§ **Prompt**:
Look through the data below and work out how many lines contain the string "JSON". Give the number alone.

§ **Material for this task**:
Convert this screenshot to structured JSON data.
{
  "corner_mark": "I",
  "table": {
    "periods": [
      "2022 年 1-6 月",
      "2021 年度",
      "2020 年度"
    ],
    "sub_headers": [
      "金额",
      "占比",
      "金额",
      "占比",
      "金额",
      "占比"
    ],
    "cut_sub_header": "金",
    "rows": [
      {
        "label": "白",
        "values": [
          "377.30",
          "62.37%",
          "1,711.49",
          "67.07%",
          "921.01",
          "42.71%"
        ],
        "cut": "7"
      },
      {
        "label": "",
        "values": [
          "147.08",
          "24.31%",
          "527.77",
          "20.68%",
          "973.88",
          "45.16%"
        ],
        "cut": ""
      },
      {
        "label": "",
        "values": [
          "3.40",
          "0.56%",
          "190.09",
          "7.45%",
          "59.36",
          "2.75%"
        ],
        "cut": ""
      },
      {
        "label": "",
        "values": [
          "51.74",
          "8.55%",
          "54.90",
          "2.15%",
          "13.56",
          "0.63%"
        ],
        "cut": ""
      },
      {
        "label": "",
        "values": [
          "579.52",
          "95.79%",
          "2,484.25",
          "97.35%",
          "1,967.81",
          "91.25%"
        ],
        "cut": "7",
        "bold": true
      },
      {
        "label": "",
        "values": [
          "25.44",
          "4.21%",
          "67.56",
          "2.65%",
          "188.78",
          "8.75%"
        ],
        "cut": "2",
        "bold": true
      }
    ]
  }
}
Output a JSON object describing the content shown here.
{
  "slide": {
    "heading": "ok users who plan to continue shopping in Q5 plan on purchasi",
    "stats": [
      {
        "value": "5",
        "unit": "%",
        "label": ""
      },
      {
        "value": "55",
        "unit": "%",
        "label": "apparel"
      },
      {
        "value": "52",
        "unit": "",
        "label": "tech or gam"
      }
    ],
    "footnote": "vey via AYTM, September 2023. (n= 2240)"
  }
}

§ **Complete output**:
2